**EXERCISE OBJECTIVE:** In the records that follow, locate every line with "газа" and extract it.

**Recorded data:**
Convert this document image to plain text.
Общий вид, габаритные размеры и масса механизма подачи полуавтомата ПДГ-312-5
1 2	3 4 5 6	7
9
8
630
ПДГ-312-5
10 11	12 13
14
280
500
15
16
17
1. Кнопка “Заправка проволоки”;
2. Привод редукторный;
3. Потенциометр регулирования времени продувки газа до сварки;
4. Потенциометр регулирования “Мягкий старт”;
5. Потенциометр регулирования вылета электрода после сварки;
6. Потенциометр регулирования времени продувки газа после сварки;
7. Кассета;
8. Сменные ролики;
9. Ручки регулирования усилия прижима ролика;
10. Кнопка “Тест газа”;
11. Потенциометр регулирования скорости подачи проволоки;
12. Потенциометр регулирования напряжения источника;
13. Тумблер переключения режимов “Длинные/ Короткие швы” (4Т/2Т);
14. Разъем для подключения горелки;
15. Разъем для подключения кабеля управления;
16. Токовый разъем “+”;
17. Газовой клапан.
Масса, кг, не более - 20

**EXERCISE RESULT:**
3. Потенциометр регулирования времени продувки газа до сварки;
6. Потенциометр регулирования времени продувки газа после сварки;
10. Кнопка “Тест газа”;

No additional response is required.